● What you should do:
Lines containing the word "système" should be extracted in full.

***** Available data

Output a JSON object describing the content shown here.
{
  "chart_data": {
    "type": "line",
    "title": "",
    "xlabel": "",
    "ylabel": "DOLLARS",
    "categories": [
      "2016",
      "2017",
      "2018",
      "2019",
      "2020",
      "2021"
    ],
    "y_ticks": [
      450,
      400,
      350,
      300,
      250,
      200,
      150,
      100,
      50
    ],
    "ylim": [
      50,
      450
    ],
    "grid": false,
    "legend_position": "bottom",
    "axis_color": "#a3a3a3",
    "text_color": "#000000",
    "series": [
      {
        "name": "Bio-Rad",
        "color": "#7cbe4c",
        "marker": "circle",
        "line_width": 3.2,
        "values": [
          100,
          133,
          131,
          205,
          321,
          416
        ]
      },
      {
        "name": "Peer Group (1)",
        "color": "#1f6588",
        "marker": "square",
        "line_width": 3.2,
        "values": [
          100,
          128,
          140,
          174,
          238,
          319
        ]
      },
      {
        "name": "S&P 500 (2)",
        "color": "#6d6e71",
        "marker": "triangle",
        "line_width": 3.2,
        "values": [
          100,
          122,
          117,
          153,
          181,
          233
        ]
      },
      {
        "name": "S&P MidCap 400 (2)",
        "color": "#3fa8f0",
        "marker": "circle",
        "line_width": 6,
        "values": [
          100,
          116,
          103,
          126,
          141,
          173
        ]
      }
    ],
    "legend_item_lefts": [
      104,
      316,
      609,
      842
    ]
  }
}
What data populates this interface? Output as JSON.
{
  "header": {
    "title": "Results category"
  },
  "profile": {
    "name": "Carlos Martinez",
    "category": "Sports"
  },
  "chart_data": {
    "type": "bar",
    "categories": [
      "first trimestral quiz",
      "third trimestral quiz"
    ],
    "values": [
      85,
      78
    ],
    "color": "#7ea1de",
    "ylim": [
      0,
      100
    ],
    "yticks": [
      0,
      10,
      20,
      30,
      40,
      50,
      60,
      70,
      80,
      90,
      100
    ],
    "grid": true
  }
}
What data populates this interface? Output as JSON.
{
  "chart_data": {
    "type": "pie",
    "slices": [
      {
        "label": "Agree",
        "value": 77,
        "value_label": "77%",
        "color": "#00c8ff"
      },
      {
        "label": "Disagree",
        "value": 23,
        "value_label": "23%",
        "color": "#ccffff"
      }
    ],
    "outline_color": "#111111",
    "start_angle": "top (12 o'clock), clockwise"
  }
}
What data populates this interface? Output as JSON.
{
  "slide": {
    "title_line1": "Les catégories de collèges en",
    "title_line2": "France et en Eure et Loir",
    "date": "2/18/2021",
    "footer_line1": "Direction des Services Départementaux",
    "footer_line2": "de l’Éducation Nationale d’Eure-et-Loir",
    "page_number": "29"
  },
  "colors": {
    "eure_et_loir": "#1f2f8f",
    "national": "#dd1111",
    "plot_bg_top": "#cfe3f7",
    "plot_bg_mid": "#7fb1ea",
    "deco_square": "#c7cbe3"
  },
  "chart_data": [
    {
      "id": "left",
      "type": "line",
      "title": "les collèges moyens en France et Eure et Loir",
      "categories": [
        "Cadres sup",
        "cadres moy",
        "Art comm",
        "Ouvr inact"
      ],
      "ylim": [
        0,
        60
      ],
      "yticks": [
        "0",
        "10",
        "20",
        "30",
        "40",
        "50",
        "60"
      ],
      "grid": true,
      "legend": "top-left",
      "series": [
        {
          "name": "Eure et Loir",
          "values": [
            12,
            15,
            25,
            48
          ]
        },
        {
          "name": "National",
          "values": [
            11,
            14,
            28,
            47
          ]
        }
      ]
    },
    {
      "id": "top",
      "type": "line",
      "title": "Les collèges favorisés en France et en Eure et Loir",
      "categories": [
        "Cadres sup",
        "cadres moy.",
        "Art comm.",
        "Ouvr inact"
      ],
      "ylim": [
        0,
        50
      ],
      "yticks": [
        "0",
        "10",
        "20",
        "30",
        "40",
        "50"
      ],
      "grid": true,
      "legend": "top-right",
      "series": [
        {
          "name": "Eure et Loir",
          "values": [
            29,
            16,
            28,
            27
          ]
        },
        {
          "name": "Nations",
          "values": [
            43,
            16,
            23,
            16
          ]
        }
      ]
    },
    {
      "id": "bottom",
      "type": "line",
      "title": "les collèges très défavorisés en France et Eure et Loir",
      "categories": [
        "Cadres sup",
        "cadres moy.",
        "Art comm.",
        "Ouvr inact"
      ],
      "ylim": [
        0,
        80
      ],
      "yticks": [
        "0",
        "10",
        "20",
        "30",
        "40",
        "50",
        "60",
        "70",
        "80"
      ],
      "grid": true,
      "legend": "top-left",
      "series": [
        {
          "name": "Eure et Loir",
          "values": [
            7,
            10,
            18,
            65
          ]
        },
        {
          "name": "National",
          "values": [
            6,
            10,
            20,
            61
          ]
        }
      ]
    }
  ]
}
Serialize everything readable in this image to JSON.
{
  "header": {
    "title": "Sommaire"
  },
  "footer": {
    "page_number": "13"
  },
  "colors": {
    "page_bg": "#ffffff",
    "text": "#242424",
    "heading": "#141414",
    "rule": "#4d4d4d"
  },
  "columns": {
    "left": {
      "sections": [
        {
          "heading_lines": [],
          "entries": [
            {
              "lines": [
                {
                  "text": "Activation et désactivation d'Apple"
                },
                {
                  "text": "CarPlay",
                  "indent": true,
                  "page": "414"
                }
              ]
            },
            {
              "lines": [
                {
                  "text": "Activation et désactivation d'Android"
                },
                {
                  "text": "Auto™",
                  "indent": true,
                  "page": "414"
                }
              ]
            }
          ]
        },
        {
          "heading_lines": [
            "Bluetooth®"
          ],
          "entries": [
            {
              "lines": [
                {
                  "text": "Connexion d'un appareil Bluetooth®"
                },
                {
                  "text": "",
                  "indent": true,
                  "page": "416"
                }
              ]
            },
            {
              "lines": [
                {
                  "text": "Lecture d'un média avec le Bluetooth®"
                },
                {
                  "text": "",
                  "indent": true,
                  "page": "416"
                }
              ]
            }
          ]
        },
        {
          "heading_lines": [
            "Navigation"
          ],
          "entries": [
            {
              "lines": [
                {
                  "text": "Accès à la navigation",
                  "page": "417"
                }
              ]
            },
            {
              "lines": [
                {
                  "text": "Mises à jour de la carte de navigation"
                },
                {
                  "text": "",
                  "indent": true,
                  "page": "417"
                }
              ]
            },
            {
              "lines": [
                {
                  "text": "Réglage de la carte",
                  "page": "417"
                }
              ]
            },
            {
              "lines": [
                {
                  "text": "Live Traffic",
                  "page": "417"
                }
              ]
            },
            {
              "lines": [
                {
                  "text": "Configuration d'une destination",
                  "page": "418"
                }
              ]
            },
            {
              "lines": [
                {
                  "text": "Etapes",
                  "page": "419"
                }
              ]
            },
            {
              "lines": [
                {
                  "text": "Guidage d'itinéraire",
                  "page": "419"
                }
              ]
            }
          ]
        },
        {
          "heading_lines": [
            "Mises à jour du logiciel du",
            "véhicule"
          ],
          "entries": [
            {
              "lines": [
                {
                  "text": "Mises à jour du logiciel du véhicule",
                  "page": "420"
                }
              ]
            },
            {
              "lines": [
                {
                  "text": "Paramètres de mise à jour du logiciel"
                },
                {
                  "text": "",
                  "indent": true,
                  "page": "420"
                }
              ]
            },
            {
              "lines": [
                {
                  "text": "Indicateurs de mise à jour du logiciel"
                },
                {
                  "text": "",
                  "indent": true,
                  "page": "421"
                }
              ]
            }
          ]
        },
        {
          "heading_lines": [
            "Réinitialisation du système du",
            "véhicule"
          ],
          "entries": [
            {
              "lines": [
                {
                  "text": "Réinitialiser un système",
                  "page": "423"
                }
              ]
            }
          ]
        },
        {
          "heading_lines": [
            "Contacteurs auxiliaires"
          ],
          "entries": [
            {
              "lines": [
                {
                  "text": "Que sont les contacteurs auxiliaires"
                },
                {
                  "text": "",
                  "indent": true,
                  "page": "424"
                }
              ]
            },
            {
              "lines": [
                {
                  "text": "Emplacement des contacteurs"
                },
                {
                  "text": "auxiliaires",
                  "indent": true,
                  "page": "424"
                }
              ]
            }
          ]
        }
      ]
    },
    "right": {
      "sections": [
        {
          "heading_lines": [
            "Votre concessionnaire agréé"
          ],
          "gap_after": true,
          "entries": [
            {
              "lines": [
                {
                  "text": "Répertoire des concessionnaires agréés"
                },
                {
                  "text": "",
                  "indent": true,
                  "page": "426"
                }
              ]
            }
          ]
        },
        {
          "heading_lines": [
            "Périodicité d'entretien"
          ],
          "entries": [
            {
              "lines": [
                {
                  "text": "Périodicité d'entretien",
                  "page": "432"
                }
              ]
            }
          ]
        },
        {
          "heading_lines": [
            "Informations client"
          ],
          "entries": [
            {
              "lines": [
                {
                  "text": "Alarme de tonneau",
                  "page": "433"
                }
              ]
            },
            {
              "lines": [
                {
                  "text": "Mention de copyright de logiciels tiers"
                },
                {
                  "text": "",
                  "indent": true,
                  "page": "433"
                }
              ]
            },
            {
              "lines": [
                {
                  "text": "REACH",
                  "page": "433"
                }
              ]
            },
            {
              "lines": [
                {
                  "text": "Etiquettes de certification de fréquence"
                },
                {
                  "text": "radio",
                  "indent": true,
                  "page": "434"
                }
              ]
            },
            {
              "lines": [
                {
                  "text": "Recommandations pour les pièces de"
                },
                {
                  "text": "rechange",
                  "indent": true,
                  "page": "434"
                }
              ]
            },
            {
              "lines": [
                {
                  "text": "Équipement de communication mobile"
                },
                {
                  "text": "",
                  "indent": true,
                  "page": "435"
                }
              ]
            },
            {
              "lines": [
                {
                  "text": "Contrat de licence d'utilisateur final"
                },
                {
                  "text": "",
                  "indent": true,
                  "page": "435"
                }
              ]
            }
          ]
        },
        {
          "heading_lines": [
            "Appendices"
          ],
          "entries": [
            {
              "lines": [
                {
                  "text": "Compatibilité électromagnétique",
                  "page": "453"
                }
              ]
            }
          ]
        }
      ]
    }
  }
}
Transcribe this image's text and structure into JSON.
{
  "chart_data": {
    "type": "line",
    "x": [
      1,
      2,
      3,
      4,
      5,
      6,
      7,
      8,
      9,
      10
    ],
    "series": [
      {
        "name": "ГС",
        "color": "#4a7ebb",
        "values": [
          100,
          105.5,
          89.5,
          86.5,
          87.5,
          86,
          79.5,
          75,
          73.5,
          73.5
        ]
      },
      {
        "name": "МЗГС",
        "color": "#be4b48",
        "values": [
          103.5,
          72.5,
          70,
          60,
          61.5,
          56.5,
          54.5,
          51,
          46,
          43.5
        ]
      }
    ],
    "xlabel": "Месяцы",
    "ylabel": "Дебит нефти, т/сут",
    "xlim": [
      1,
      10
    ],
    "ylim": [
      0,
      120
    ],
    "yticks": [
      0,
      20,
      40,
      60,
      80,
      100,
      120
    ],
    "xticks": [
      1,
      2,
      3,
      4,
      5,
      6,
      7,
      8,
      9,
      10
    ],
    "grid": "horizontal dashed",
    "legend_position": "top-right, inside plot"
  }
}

**********

● Answer below:
            "Réinitialisation du système du",
                  "text": "Réinitialiser un système",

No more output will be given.